Information given:

■ ■ ■ ■ ■ ■ ■

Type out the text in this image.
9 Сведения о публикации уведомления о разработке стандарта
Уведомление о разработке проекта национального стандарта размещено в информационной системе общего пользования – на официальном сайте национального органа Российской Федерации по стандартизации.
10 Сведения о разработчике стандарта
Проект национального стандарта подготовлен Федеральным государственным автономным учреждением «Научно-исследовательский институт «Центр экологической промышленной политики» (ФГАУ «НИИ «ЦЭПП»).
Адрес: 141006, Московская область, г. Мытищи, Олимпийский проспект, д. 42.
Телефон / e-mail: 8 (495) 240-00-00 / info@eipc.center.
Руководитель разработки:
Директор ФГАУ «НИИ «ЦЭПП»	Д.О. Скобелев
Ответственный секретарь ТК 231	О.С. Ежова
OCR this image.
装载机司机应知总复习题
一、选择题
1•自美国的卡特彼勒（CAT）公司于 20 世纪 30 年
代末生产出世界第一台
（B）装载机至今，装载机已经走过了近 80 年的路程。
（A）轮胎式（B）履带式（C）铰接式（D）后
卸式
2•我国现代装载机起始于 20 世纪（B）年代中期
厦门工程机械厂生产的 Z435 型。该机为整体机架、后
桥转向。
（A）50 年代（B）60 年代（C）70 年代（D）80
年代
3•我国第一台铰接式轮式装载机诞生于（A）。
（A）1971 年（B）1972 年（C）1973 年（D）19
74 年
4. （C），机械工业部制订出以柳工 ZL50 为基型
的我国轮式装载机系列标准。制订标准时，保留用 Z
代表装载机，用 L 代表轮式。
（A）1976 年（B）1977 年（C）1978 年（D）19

■ ■ ■ ■ ■ ■ ■

What is asked: Would you give the material above again, complete and exact?

Response:
Type out the text in this image.
9 Сведения о публикации уведомления о разработке стандарта
Уведомление о разработке проекта национального стандарта размещено в информационной системе общего пользования – на официальном сайте национального органа Российской Федерации по стандартизации.
10 Сведения о разработчике стандарта
Проект национального стандарта подготовлен Федеральным государственным автономным учреждением «Научно-исследовательский институт «Центр экологической промышленной политики» (ФГАУ «НИИ «ЦЭПП»).
Адрес: 141006, Московская область, г. Мытищи, Олимпийский проспект, д. 42.
Телефон / e-mail: 8 (495) 240-00-00 / info@eipc.center.
Руководитель разработки:
Директор ФГАУ «НИИ «ЦЭПП»	Д.О. Скобелев
Ответственный секретарь ТК 231	О.С. Ежова
OCR this image.
装载机司机应知总复习题
一、选择题
1•自美国的卡特彼勒（CAT）公司于 20 世纪 30 年
代末生产出世界第一台
（B）装载机至今，装载机已经走过了近 80 年的路程。
（A）轮胎式（B）履带式（C）铰接式（D）后
卸式
2•我国现代装载机起始于 20 世纪（B）年代中期
厦门工程机械厂生产的 Z435 型。该机为整体机架、后
桥转向。
（A）50 年代（B）60 年代（C）70 年代（D）80
年代
3•我国第一台铰接式轮式装载机诞生于（A）。
（A）1971 年（B）1972 年（C）1973 年（D）19
74 年
4. （C），机械工业部制订出以柳工 ZL50 为基型
的我国轮式装载机系列标准。制订标准时，保留用 Z
代表装载机，用 L 代表轮式。
（A）1976 年（B）1977 年（C）1978 年（D）19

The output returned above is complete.